> [MATERIALS PROVIDED]:
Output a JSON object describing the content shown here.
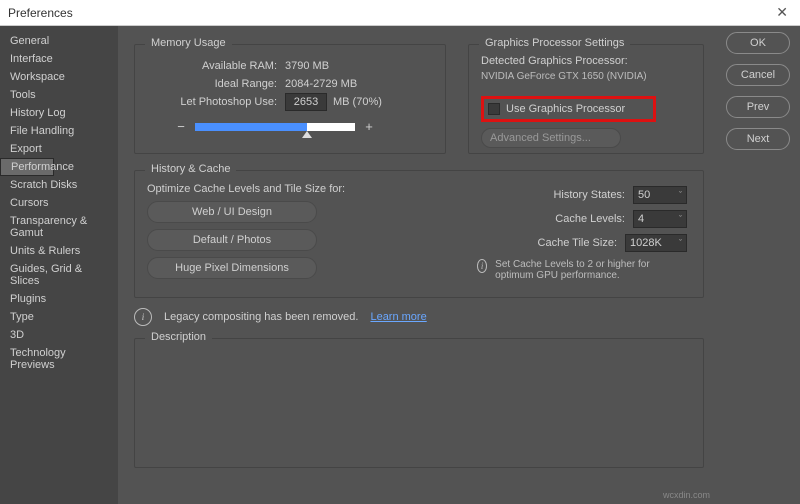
{
  "titlebar": {
    "title": "Preferences",
    "close": "✕"
  },
  "sidebar": {
    "items": [
      "General",
      "Interface",
      "Workspace",
      "Tools",
      "History Log",
      "File Handling",
      "Export",
      "Performance",
      "Scratch Disks",
      "Cursors",
      "Transparency & Gamut",
      "Units & Rulers",
      "Guides, Grid & Slices",
      "Plugins",
      "Type",
      "3D",
      "Technology Previews"
    ],
    "selected_index": 7
  },
  "buttons": {
    "ok": "OK",
    "cancel": "Cancel",
    "prev": "Prev",
    "next": "Next"
  },
  "memory": {
    "panel_title": "Memory Usage",
    "available_label": "Available RAM:",
    "available_value": "3790 MB",
    "ideal_label": "Ideal Range:",
    "ideal_value": "2084-2729 MB",
    "let_label": "Let Photoshop Use:",
    "let_value": "2653",
    "let_unit": "MB (70%)",
    "minus": "−",
    "plus": "+",
    "slider_percent": 70
  },
  "gpu": {
    "panel_title": "Graphics Processor Settings",
    "detected_label": "Detected Graphics Processor:",
    "detected_value": "NVIDIA GeForce GTX 1650 (NVIDIA)",
    "use_label": "Use Graphics Processor",
    "advanced": "Advanced Settings..."
  },
  "history": {
    "panel_title": "History & Cache",
    "optimize_label": "Optimize Cache Levels and Tile Size for:",
    "btn_web": "Web / UI Design",
    "btn_default": "Default / Photos",
    "btn_huge": "Huge Pixel Dimensions",
    "states_label": "History States:",
    "states_value": "50",
    "levels_label": "Cache Levels:",
    "levels_value": "4",
    "tile_label": "Cache Tile Size:",
    "tile_value": "1028K",
    "tip": "Set Cache Levels to 2 or higher for optimum GPU performance."
  },
  "legacy": {
    "text": "Legacy compositing has been removed.",
    "link": "Learn more"
  },
  "description": {
    "panel_title": "Description"
  },
  "watermark": "wcxdin.com"
}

> [OBJECTIVE]: Without the pictures, output the full listing exactly as it stands.

> [RESULT OF THE EXERCISE]:
Output a JSON object describing the content shown here.
{
  "titlebar": {
    "title": "Preferences",
    "close": "✕"
  },
  "sidebar": {
    "items": [
      "General",
      "Interface",
      "Workspace",
      "Tools",
      "History Log",
      "File Handling",
      "Export",
      "Performance",
      "Scratch Disks",
      "Cursors",
      "Transparency & Gamut",
      "Units & Rulers",
      "Guides, Grid & Slices",
      "Plugins",
      "Type",
      "3D",
      "Technology Previews"
    ],
    "selected_index": 7
  },
  "buttons": {
    "ok": "OK",
    "cancel": "Cancel",
    "prev": "Prev",
    "next": "Next"
  },
  "memory": {
    "panel_title": "Memory Usage",
    "available_label": "Available RAM:",
    "available_value": "3790 MB",
    "ideal_label": "Ideal Range:",
    "ideal_value": "2084-2729 MB",
    "let_label": "Let Photoshop Use:",
    "let_value": "2653",
    "let_unit": "MB (70%)",
    "minus": "−",
    "plus": "+",
    "slider_percent": 70
  },
  "gpu": {
    "panel_title": "Graphics Processor Settings",
    "detected_label": "Detected Graphics Processor:",
    "detected_value": "NVIDIA GeForce GTX 1650 (NVIDIA)",
    "use_label": "Use Graphics Processor",
    "advanced": "Advanced Settings..."
  },
  "history": {
    "panel_title": "History & Cache",
    "optimize_label": "Optimize Cache Levels and Tile Size for:",
    "btn_web": "Web / UI Design",
    "btn_default": "Default / Photos",
    "btn_huge": "Huge Pixel Dimensions",
    "states_label": "History States:",
    "states_value": "50",
    "levels_label": "Cache Levels:",
    "levels_value": "4",
    "tile_label": "Cache Tile Size:",
    "tile_value": "1028K",
    "tip": "Set Cache Levels to 2 or higher for optimum GPU performance."
  },
  "legacy": {
    "text": "Legacy compositing has been removed.",
    "link": "Learn more"
  },
  "description": {
    "panel_title": "Description"
  },
  "watermark": "wcxdin.com"
}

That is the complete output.